Items listed in a dataset
+ + + + +

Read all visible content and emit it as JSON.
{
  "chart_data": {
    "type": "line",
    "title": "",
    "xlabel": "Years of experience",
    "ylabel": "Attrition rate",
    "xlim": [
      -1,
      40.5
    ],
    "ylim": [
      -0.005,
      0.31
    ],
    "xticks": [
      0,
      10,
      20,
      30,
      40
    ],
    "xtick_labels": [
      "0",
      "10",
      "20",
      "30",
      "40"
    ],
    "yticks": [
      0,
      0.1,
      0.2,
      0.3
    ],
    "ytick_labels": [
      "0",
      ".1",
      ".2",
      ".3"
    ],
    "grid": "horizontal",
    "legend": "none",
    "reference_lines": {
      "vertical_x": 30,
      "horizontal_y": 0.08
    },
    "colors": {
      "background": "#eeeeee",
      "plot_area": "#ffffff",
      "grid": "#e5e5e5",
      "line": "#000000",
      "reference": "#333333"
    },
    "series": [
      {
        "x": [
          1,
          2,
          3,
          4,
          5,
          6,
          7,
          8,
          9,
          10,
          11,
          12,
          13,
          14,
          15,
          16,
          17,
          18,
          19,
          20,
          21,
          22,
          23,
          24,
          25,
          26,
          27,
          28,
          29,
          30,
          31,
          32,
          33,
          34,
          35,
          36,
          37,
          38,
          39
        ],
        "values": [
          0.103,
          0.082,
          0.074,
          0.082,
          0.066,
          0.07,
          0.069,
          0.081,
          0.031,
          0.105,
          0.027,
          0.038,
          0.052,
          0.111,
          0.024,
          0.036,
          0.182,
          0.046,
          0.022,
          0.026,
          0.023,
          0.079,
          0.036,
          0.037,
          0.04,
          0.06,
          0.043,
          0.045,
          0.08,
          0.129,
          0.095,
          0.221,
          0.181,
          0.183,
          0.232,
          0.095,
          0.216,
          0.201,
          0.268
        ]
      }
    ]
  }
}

+ + + + +

Directions for this task ->
From the first line to the last, please quote the material above exactly.

Completed task ->
Read all visible content and emit it as JSON.
{
  "chart_data": {
    "type": "line",
    "title": "",
    "xlabel": "Years of experience",
    "ylabel": "Attrition rate",
    "xlim": [
      -1,
      40.5
    ],
    "ylim": [
      -0.005,
      0.31
    ],
    "xticks": [
      0,
      10,
      20,
      30,
      40
    ],
    "xtick_labels": [
      "0",
      "10",
      "20",
      "30",
      "40"
    ],
    "yticks": [
      0,
      0.1,
      0.2,
      0.3
    ],
    "ytick_labels": [
      "0",
      ".1",
      ".2",
      ".3"
    ],
    "grid": "horizontal",
    "legend": "none",
    "reference_lines": {
      "vertical_x": 30,
      "horizontal_y": 0.08
    },
    "colors": {
      "background": "#eeeeee",
      "plot_area": "#ffffff",
      "grid": "#e5e5e5",
      "line": "#000000",
      "reference": "#333333"
    },
    "series": [
      {
        "x": [
          1,
          2,
          3,
          4,
          5,
          6,
          7,
          8,
          9,
          10,
          11,
          12,
          13,
          14,
          15,
          16,
          17,
          18,
          19,
          20,
          21,
          22,
          23,
          24,
          25,
          26,
          27,
          28,
          29,
          30,
          31,
          32,
          33,
          34,
          35,
          36,
          37,
          38,
          39
        ],
        "values": [
          0.103,
          0.082,
          0.074,
          0.082,
          0.066,
          0.07,
          0.069,
          0.081,
          0.031,
          0.105,
          0.027,
          0.038,
          0.052,
          0.111,
          0.024,
          0.036,
          0.182,
          0.046,
          0.022,
          0.026,
          0.023,
          0.079,
          0.036,
          0.037,
          0.04,
          0.06,
          0.043,
          0.045,
          0.08,
          0.129,
          0.095,
          0.221,
          0.181,
          0.183,
          0.232,
          0.095,
          0.216,
          0.201,
          0.268
        ]
      }
    ]
  }
}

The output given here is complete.